**Request**
Your answer should be a single number: the count of lines in the material below that hold "ternura".

**Extracted data entries**
— Start —
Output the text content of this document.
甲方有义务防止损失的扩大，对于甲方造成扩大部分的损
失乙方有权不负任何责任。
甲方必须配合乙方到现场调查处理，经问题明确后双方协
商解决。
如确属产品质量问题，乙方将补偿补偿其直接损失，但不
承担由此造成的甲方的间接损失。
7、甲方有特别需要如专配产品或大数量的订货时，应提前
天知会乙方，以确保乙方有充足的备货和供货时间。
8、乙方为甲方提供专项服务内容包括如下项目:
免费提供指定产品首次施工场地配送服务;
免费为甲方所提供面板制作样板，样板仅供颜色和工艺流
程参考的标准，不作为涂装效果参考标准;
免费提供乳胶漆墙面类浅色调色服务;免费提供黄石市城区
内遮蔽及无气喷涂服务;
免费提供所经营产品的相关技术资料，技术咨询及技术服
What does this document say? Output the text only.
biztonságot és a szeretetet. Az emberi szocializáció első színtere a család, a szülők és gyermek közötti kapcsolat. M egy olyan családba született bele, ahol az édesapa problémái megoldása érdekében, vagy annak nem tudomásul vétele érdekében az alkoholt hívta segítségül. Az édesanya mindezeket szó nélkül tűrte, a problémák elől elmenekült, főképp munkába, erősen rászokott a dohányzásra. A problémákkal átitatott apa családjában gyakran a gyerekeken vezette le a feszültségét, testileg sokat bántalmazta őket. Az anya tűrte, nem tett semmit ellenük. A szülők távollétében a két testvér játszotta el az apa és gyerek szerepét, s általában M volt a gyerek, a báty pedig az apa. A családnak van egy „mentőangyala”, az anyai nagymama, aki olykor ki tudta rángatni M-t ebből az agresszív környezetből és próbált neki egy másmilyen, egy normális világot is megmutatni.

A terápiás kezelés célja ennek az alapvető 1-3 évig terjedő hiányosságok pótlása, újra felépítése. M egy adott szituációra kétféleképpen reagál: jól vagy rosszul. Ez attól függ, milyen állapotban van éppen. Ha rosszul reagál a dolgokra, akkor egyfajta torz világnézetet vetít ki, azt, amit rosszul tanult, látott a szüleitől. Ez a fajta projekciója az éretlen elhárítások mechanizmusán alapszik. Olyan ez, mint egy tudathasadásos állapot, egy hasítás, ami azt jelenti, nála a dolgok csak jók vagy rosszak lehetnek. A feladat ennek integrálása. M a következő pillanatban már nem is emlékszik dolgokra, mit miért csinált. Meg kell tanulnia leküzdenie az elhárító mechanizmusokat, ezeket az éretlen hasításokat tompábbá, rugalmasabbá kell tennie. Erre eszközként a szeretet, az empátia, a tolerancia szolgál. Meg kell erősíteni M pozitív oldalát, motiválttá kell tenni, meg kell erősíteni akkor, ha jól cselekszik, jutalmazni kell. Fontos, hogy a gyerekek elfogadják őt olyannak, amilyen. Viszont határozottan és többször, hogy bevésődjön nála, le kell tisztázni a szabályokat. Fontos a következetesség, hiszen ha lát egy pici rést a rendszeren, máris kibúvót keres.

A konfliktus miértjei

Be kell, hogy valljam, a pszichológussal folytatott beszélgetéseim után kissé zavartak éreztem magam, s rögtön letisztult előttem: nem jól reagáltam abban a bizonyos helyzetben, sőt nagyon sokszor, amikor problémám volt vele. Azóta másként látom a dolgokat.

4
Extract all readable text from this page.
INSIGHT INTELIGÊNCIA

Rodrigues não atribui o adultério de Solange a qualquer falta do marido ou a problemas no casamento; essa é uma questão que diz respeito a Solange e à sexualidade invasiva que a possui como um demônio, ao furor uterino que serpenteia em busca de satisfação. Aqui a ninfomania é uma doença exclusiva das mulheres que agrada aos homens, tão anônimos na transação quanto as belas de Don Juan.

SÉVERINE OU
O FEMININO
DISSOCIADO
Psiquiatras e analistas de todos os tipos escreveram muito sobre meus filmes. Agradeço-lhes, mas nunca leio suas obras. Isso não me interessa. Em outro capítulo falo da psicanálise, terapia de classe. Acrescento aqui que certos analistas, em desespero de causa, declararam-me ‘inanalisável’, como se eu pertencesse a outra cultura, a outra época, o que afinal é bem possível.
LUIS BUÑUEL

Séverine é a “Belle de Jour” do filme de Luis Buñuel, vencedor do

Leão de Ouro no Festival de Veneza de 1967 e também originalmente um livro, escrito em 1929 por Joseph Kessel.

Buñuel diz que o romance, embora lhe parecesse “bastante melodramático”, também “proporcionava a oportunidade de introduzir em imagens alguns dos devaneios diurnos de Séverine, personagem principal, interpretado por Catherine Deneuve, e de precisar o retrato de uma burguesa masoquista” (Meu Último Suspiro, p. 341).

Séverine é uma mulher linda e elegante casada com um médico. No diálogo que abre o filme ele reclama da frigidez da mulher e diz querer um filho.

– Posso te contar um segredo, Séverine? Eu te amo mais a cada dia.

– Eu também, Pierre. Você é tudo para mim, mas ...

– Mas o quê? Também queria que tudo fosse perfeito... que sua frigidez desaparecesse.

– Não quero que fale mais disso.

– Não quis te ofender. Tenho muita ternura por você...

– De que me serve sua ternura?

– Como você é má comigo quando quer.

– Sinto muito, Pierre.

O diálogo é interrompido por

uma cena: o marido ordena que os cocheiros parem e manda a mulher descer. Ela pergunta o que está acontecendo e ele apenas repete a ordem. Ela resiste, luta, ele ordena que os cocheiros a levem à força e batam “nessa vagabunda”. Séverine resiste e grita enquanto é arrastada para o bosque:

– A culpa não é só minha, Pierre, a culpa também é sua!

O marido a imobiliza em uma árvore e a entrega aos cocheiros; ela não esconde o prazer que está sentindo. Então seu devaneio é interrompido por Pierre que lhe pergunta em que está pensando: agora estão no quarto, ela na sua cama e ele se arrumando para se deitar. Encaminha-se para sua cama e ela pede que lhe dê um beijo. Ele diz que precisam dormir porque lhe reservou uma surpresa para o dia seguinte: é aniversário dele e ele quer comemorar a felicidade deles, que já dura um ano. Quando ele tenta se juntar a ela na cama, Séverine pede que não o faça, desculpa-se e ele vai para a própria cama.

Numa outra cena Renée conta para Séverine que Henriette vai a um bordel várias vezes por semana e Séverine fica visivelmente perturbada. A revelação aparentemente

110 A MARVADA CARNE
— End —
**Solved problem**
2